● **What you will do**: Write only the number of lines holding the string "this".

- - -

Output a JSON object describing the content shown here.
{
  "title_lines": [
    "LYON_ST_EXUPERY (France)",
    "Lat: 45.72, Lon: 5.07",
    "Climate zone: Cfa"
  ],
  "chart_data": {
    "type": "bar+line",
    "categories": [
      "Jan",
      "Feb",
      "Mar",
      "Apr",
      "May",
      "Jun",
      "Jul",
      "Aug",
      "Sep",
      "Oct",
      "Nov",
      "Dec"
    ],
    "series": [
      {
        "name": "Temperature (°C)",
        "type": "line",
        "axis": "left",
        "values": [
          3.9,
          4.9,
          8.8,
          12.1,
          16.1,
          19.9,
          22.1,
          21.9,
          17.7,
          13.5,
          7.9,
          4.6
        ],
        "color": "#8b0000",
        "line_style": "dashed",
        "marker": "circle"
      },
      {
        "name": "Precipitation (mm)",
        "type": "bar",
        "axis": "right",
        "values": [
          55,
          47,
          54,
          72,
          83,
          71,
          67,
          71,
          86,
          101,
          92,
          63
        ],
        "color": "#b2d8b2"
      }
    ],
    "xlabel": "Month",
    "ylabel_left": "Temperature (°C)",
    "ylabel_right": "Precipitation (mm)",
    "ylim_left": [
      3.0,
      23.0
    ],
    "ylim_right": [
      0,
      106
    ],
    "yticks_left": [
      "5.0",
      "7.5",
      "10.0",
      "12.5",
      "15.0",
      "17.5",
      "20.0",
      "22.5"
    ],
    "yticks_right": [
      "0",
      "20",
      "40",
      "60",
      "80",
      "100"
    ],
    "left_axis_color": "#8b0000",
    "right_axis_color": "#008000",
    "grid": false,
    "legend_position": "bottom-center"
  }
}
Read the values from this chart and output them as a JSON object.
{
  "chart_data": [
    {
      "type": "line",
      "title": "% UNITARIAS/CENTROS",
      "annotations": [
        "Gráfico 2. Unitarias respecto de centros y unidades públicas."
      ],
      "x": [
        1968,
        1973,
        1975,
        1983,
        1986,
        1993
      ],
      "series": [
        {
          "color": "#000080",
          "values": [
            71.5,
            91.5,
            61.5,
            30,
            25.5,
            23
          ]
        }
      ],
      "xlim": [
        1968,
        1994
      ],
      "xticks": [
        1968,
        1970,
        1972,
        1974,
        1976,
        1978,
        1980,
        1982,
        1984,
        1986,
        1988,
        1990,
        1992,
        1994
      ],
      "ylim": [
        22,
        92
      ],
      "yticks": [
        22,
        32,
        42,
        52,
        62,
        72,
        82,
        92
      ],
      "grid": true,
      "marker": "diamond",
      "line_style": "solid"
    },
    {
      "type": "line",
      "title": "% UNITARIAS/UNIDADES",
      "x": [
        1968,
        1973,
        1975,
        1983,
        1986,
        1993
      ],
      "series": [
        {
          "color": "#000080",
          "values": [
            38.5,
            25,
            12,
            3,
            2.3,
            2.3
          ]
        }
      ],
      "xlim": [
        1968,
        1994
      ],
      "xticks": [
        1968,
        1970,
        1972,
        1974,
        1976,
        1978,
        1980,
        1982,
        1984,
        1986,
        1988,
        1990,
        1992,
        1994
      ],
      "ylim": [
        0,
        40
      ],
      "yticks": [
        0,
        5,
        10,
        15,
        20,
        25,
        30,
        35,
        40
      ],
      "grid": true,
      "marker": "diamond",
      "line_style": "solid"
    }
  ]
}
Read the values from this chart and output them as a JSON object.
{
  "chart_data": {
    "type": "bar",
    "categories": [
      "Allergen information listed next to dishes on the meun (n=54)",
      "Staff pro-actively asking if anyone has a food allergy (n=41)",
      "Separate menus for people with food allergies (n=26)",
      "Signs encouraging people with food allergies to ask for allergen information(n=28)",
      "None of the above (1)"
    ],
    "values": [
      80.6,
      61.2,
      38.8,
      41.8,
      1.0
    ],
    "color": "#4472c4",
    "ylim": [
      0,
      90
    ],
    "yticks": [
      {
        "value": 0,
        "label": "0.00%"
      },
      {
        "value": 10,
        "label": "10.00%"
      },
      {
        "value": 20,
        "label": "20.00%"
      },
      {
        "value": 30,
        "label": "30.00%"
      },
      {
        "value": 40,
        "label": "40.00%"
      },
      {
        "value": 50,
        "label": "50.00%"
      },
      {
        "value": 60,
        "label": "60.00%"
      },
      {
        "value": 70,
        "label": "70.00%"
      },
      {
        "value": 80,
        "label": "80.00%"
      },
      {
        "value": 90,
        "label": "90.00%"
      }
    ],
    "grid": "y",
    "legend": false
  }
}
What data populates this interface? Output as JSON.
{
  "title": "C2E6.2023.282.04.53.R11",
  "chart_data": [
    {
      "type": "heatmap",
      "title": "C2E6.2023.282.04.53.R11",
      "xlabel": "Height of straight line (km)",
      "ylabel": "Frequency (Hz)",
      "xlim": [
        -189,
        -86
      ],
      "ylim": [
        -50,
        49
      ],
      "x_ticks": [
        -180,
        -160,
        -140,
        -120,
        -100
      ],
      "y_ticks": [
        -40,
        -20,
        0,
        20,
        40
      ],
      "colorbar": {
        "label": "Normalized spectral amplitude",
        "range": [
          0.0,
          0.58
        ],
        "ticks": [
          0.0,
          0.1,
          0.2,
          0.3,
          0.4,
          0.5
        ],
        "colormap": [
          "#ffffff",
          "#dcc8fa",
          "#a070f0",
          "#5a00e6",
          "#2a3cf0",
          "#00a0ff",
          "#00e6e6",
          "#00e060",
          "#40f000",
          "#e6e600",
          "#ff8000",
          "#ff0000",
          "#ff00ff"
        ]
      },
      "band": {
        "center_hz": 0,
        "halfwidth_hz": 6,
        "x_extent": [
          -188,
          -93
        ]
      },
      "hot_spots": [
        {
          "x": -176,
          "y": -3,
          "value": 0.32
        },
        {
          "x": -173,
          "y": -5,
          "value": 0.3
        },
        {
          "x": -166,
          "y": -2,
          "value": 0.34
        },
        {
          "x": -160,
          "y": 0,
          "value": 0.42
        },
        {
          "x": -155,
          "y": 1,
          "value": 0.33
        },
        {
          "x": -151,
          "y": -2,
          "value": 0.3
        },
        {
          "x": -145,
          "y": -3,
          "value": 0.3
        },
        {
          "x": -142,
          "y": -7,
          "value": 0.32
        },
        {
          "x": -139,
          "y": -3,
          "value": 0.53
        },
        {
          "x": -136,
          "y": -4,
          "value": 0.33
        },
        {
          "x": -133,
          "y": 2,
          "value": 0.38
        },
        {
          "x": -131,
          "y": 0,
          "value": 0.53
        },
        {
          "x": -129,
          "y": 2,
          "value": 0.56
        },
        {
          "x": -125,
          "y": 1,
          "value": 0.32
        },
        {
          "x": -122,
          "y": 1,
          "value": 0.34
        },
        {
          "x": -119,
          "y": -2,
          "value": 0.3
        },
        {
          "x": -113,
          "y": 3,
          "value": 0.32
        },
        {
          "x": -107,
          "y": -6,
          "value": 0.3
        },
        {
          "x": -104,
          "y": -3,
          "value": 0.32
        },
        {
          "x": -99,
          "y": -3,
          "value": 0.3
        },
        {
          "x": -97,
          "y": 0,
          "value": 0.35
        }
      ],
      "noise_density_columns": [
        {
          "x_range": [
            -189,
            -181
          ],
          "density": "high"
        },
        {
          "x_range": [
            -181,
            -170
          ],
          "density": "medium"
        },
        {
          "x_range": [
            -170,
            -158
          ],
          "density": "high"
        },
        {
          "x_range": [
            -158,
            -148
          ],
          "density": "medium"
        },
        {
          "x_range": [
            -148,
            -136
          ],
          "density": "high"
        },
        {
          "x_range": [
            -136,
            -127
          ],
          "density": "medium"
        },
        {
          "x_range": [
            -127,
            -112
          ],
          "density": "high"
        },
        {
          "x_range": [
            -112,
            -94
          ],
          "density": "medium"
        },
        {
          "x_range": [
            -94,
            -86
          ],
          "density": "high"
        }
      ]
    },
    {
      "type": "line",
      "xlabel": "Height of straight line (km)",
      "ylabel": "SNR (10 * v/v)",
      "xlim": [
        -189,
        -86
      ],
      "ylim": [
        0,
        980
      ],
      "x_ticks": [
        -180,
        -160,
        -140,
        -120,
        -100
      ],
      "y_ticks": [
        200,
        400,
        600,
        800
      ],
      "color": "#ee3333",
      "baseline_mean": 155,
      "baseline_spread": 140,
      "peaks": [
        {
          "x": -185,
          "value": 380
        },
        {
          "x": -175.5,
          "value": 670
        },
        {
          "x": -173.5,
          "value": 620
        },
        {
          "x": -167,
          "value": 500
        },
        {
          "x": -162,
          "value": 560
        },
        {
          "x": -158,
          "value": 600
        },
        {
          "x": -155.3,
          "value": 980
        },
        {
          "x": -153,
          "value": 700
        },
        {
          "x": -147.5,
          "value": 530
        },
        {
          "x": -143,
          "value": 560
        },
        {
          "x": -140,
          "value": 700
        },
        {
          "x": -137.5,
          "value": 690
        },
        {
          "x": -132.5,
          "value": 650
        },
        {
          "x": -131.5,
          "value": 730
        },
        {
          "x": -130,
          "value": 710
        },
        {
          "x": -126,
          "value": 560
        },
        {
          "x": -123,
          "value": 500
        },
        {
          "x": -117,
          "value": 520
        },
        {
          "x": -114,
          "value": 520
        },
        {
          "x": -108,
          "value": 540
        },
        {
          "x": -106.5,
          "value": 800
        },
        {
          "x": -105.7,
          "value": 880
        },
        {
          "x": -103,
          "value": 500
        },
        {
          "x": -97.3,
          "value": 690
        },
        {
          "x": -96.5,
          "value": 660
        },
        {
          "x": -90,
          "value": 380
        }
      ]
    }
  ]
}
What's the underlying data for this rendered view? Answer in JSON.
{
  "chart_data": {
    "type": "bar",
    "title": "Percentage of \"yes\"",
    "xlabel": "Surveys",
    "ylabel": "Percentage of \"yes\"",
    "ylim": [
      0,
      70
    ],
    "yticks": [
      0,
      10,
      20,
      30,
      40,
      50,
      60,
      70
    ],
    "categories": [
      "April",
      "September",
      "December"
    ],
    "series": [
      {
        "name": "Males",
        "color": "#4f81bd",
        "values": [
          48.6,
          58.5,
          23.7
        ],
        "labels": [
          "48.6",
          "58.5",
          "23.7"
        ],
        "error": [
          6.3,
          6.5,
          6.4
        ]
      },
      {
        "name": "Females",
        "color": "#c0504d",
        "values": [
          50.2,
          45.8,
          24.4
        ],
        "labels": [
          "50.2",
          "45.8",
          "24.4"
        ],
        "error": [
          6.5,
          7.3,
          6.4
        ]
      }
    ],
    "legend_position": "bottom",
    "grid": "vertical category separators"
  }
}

- - -

● **Result**: 4